Task requirements: Type out the data exactly as given. Skip any image.

#### Given records ####

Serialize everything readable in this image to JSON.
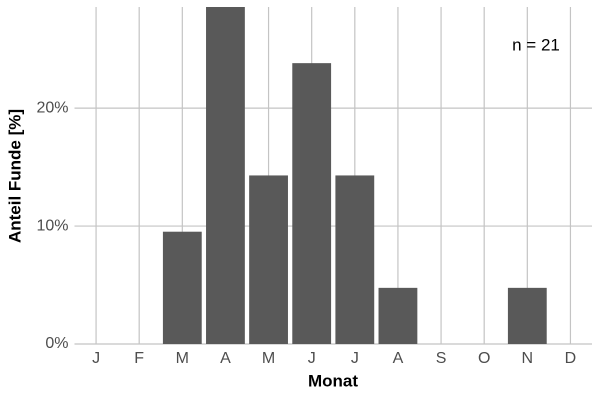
{
  "chart_data": {
    "type": "bar",
    "x_label": "Monat",
    "y_label": "Anteil Funde [%]",
    "annotation": "n = 21",
    "categories": [
      "J",
      "F",
      "M",
      "A",
      "M",
      "J",
      "J",
      "A",
      "S",
      "O",
      "N",
      "D"
    ],
    "values": [
      0,
      0,
      9.52,
      28.57,
      14.29,
      23.81,
      14.29,
      4.76,
      0,
      0,
      4.76,
      0
    ],
    "color": "#595959",
    "ylim": [
      0,
      28.57
    ],
    "yticks": [
      {
        "value": 0,
        "label": "0%"
      },
      {
        "value": 10,
        "label": "10%"
      },
      {
        "value": 20,
        "label": "20%"
      }
    ],
    "grid": true
  }
}
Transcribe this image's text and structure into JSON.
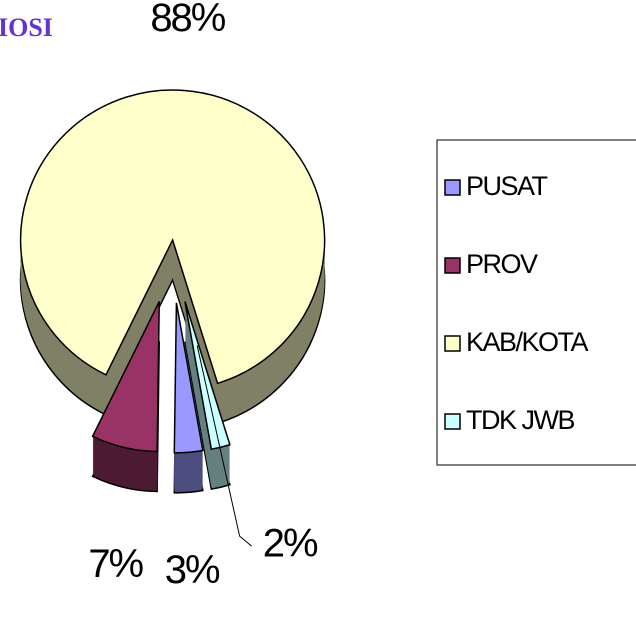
{
  "chart_data": {
    "type": "pie",
    "title": "IOSI",
    "categories": [
      "PUSAT",
      "PROV",
      "KAB/KOTA",
      "TDK JWB"
    ],
    "values": [
      3,
      7,
      88,
      2
    ],
    "value_labels": [
      "3%",
      "7%",
      "88%",
      "2%"
    ],
    "colors": [
      "#9999ff",
      "#993366",
      "#ffffcc",
      "#ccffff"
    ],
    "legend": "right"
  }
}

####

Reply:
Serialize everything readable in this image to JSON.
{
  "chart_data": {
    "type": "bar",
    "x_label": "Monat",
    "y_label": "Anteil Funde [%]",
    "annotation": "n = 21",
    "categories": [
      "J",
      "F",
      "M",
      "A",
      "M",
      "J",
      "J",
      "A",
      "S",
      "O",
      "N",
      "D"
    ],
    "values": [
      0,
      0,
      9.52,
      28.57,
      14.29,
      23.81,
      14.29,
      4.76,
      0,
      0,
      4.76,
      0
    ],
    "color": "#595959",
    "ylim": [
      0,
      28.57
    ],
    "yticks": [
      {
        "value": 0,
        "label": "0%"
      },
      {
        "value": 10,
        "label": "10%"
      },
      {
        "value": 20,
        "label": "20%"
      }
    ],
    "grid": true
  }
}
Transcribe this image's text and structure into JSON.
{
  "chart_data": {
    "type": "pie",
    "title": "IOSI",
    "categories": [
      "PUSAT",
      "PROV",
      "KAB/KOTA",
      "TDK JWB"
    ],
    "values": [
      3,
      7,
      88,
      2
    ],
    "value_labels": [
      "3%",
      "7%",
      "88%",
      "2%"
    ],
    "colors": [
      "#9999ff",
      "#993366",
      "#ffffcc",
      "#ccffff"
    ],
    "legend": "right"
  }
}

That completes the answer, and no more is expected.